▶ _Document extract_
ITEM 3.  QUANTITATIVE AND QUALITATIVE DISCLOSURES ABOUT MARKET RISK
 
Interest Rates
 
           Our exposure to interest rate risk is primarily through our investment portfolio.  The objectives of our investments in debt securities are to preserve principal and maintain liquidity while maximizing returns.  To achieve these objectives, the returns on our investments in short-term fixed-rate debt securities will be generally compared to yields on money market instruments such as industrial commercial paper, LIBOR or Treasury Bills.  Investments in longer term fixed rate debt will be generally compared to yields on comparable maturity high grade Government or high grade corporate instruments with an equivalent credit rating.  Based on our investment portfolio and interest rates at September 27, 2009, a 100 basis point increase or decrease in interest rates would result in an annualized change of approximately $2.6 million in the fair value of the investment portfolio.  Changes in interest rates may affect the fair value of the investment portfolio; however, unrealized gains or losses are not recognized in net income unless the investments are sold or the gains or losses are considered to be other than temporary.

▶ _Exercises_
(1) Condense the paragraph of the market risk disclosure that begins "Our exposure to interest rate risk" into a short bulleted list that keeps its main facts.
(2) According to the market risk disclosure, what annualized change in the investment portfolio's fair value would a 100 basis point move in interest rates cause?

Items from a data source
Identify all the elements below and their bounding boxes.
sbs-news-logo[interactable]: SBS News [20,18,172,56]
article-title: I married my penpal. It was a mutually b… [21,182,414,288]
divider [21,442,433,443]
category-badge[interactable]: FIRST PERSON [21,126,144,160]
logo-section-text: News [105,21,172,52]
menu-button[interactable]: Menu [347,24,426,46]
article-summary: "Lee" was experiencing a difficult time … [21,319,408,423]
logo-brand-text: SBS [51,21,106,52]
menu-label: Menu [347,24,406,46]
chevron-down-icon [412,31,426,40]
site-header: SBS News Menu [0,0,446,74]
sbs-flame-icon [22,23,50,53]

▶ _Task-by-task solutions_
(1)
- Interest rate risk comes mainly through the investment portfolio.
- Debt security investments aim to preserve principal and maintain liquidity while maximizing returns.
- Returns on short-term fixed-rate debt are generally compared to money market yields such as industrial commercial paper, LIBOR or Treasury Bills.
- Returns on longer-term fixed-rate debt are generally compared to yields on high grade Government or corporate instruments of comparable maturity and equivalent credit rating.
- Based on the portfolio and rates at September 27, 2009, a 100 basis point rise or fall in rates would change the portfolio's fair value by about $2.6 million annualized.
- Unrealized gains or losses are not recognized in net income unless the investments are sold or the gains or losses are considered other than temporary.

(2) Approximately $2.6 million.